* Directions for this task
Reproduce all of the material exactly as shown.

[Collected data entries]
= = = =
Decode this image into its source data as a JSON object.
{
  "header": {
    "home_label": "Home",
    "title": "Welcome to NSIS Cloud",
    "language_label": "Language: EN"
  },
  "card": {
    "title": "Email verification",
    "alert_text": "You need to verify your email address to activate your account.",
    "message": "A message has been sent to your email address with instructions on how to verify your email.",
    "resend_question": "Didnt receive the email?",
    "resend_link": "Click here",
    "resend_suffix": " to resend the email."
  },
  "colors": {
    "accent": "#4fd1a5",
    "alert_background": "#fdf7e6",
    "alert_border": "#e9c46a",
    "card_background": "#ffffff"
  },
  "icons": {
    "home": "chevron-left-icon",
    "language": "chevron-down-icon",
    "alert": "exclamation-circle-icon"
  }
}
= = = =
* Result for this task
Decode this image into its source data as a JSON object.
{
  "header": {
    "home_label": "Home",
    "title": "Welcome to NSIS Cloud",
    "language_label": "Language: EN"
  },
  "card": {
    "title": "Email verification",
    "alert_text": "You need to verify your email address to activate your account.",
    "message": "A message has been sent to your email address with instructions on how to verify your email.",
    "resend_question": "Didnt receive the email?",
    "resend_link": "Click here",
    "resend_suffix": " to resend the email."
  },
  "colors": {
    "accent": "#4fd1a5",
    "alert_background": "#fdf7e6",
    "alert_border": "#e9c46a",
    "card_background": "#ffffff"
  },
  "icons": {
    "home": "chevron-left-icon",
    "language": "chevron-down-icon",
    "alert": "exclamation-circle-icon"
  }
}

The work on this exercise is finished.